-- Start of Records shown --

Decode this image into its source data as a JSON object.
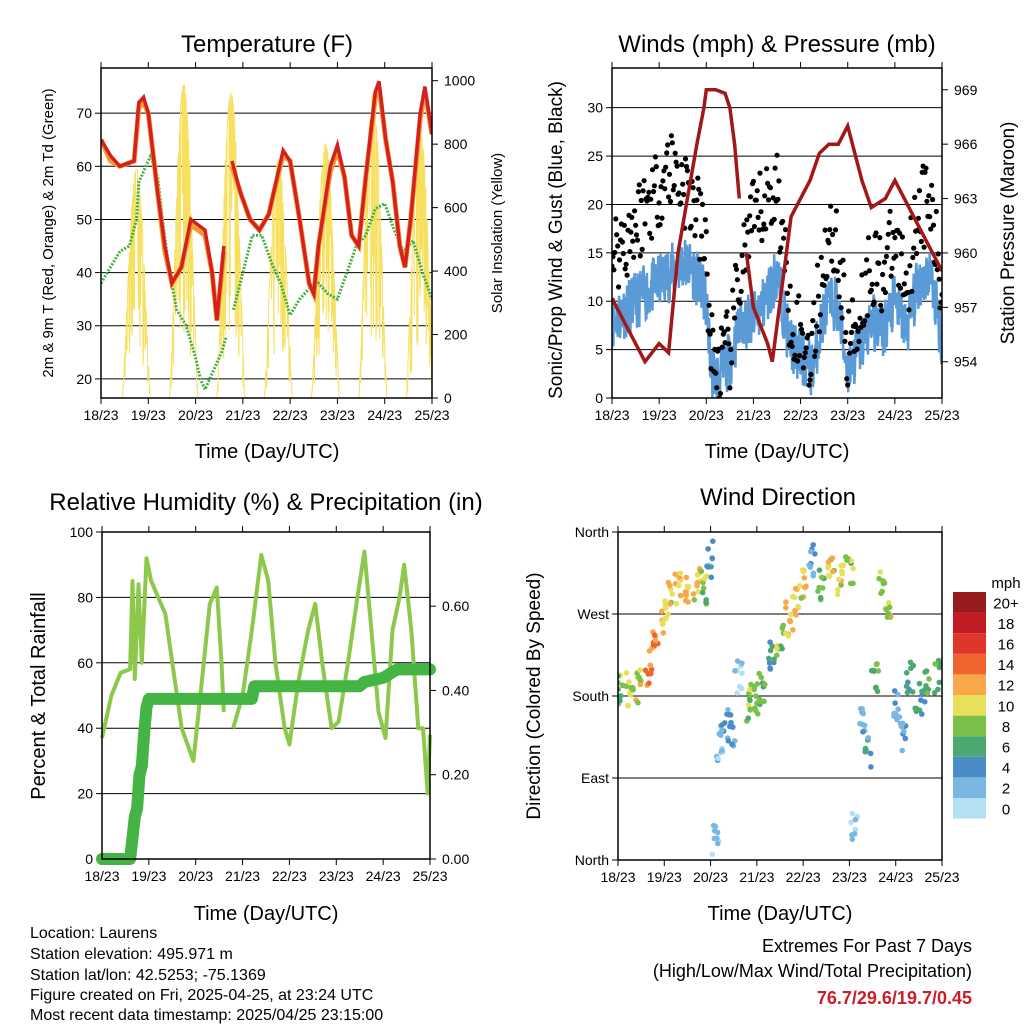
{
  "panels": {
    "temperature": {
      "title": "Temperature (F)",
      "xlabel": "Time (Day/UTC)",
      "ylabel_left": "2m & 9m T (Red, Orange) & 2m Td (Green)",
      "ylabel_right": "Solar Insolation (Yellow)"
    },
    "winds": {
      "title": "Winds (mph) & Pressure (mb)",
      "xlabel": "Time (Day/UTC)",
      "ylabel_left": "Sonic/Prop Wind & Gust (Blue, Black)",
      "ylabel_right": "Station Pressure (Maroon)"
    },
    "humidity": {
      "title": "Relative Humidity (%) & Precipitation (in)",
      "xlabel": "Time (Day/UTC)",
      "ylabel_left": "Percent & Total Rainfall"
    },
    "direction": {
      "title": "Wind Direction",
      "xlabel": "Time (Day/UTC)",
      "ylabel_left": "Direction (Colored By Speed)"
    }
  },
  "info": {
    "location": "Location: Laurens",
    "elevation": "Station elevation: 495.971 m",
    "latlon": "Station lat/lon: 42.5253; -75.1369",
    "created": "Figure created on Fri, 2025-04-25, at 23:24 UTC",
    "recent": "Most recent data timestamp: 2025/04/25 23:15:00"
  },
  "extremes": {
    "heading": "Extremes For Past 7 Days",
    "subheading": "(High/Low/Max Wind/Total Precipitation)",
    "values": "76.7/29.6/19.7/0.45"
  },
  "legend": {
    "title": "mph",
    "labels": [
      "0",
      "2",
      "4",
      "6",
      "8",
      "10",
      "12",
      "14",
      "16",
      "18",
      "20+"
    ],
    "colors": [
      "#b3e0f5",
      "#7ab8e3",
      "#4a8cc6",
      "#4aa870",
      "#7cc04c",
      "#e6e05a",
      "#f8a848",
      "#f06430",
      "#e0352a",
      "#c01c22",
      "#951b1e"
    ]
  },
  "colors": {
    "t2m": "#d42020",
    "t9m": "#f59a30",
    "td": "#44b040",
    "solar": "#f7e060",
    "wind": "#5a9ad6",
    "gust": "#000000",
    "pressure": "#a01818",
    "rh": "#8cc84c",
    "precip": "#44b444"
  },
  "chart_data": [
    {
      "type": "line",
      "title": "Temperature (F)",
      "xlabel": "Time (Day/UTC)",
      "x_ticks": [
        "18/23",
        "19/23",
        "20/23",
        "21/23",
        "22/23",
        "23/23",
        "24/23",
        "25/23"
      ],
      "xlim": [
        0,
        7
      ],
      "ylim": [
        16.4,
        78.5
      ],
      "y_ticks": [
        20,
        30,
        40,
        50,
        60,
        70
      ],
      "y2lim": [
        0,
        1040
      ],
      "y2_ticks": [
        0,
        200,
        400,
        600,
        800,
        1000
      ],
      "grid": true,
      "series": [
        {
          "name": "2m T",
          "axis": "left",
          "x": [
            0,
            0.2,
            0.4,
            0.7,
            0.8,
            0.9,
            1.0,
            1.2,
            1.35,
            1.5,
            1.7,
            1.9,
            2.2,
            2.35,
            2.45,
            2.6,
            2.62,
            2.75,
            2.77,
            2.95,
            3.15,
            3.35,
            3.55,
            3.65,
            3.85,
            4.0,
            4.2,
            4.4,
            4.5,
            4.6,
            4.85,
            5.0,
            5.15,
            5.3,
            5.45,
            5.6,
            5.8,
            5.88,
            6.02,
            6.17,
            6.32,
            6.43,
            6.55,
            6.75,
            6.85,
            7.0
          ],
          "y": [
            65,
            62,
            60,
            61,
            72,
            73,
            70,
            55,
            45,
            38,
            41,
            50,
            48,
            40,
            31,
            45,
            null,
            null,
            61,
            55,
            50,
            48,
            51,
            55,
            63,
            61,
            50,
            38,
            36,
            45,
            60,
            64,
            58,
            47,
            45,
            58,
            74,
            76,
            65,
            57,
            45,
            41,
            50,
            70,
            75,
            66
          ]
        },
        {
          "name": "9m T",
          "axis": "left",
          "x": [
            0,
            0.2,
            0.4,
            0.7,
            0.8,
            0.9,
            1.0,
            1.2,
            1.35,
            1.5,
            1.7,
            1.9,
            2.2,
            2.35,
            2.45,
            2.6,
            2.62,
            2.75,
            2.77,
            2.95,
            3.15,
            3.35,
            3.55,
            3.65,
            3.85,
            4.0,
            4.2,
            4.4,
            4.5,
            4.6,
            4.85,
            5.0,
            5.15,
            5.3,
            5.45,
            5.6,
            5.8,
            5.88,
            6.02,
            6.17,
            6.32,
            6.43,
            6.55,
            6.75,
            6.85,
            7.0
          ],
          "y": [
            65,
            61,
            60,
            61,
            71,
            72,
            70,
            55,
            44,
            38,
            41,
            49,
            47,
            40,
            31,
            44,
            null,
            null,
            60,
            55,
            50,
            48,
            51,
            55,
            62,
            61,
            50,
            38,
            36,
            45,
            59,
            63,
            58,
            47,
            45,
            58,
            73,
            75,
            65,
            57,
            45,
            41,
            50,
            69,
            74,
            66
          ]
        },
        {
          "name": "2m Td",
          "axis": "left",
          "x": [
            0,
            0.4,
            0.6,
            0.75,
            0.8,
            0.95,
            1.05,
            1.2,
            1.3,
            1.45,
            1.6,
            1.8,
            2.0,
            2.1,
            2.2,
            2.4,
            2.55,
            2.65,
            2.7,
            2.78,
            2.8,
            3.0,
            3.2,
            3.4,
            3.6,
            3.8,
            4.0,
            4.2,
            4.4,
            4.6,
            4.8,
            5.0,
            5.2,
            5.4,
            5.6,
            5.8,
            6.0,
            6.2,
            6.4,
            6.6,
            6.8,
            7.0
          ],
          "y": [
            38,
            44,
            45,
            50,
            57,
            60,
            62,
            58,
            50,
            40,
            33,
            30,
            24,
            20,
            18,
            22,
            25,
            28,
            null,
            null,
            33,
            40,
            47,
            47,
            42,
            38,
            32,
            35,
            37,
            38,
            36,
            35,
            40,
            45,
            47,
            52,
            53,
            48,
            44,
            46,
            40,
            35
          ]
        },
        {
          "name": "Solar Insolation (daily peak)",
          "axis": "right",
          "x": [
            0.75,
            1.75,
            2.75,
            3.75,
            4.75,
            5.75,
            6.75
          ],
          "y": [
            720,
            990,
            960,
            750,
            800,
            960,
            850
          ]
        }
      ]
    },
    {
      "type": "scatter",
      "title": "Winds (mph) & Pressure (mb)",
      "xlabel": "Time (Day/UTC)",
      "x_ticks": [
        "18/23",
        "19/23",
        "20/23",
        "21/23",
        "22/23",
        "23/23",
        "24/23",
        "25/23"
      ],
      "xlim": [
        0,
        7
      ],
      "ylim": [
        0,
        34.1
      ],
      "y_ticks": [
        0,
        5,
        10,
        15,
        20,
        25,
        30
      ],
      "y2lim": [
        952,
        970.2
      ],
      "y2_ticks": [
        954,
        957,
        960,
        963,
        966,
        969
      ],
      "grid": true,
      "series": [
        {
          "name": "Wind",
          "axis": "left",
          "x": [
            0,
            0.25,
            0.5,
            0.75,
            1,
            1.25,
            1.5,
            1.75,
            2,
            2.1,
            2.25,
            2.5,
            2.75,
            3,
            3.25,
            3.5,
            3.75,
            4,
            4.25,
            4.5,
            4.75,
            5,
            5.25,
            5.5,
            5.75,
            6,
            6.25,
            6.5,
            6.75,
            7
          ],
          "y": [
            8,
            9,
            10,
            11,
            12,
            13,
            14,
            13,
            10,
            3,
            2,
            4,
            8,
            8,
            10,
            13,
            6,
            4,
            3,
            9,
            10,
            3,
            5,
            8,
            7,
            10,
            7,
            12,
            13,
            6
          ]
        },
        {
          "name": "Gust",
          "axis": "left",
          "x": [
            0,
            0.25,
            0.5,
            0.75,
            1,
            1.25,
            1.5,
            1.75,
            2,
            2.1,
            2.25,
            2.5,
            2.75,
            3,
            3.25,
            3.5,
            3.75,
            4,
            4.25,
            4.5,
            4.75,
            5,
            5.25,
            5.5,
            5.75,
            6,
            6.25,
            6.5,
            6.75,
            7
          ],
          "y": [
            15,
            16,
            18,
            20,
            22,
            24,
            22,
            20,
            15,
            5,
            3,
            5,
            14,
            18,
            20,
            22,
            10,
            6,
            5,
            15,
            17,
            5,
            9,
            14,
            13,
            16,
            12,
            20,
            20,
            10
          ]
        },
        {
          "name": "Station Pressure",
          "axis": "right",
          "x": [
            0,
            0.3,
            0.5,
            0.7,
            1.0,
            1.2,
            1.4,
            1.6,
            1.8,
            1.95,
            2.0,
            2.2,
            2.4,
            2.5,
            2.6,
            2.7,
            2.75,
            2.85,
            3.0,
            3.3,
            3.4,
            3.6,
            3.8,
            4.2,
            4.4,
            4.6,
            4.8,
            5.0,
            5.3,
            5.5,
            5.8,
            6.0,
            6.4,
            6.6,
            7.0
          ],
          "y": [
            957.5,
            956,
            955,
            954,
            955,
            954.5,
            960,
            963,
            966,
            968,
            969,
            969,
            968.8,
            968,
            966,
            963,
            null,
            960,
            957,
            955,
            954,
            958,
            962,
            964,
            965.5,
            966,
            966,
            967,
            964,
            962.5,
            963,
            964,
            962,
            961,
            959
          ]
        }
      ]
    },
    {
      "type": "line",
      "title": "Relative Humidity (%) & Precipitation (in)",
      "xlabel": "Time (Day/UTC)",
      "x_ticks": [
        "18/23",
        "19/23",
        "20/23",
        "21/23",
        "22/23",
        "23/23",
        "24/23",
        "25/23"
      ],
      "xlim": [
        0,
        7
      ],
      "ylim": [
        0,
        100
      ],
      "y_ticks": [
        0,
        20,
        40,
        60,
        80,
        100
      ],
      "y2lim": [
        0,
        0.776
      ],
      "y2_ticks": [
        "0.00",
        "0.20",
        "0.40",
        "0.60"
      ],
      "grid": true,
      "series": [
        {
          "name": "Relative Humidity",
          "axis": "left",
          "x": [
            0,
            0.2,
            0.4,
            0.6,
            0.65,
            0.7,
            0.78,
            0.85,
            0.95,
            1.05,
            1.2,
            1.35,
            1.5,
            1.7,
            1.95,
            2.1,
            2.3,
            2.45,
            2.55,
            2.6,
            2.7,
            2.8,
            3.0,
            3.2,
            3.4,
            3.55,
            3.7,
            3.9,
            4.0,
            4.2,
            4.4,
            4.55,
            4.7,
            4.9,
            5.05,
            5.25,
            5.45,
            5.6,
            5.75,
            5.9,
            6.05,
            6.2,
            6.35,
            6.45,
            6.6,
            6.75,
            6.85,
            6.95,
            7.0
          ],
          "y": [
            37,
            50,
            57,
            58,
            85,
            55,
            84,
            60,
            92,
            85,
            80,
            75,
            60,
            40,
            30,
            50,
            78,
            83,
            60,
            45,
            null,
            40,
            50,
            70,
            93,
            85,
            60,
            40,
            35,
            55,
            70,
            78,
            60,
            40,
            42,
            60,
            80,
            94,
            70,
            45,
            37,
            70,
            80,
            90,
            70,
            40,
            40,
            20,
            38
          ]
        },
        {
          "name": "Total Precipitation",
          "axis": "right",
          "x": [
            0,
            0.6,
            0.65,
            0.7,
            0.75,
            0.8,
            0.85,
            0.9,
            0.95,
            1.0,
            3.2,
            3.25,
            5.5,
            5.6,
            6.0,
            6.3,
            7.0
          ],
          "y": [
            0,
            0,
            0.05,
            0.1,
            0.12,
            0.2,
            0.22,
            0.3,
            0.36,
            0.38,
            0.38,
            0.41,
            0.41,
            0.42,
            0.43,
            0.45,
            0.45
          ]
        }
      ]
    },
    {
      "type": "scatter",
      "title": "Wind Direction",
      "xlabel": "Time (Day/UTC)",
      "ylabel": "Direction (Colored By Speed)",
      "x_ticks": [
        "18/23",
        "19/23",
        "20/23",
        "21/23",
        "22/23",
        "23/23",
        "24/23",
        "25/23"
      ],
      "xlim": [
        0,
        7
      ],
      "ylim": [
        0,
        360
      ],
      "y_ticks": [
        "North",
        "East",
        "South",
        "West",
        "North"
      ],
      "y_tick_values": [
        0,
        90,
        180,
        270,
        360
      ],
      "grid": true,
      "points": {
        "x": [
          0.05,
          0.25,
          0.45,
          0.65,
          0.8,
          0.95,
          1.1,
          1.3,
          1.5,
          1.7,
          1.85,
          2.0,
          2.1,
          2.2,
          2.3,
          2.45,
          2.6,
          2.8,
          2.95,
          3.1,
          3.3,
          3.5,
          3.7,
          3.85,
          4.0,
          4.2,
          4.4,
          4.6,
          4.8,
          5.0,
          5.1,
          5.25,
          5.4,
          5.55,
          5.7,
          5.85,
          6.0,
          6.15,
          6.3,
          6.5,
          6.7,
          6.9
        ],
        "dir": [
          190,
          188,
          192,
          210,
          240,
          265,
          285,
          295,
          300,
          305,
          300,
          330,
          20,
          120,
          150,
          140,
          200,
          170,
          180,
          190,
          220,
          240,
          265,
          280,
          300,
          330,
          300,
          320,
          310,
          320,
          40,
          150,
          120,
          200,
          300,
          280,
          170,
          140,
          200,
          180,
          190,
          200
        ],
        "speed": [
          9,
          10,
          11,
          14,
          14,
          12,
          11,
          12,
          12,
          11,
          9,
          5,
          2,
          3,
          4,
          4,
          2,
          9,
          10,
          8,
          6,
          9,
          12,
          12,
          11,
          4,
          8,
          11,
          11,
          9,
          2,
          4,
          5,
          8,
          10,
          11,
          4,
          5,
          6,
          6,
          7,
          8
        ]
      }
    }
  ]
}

-- End of Records shown --

▶ Work instructions:
Search the records for the word "name". Copy every line that has it.

▶ Written answer:
          "name": "2m T",
          "name": "9m T",
          "name": "2m Td",
          "name": "Solar Insolation (daily peak)",
          "name": "Wind",
          "name": "Gust",
          "name": "Station Pressure",
          "name": "Relative Humidity",
          "name": "Total Precipitation",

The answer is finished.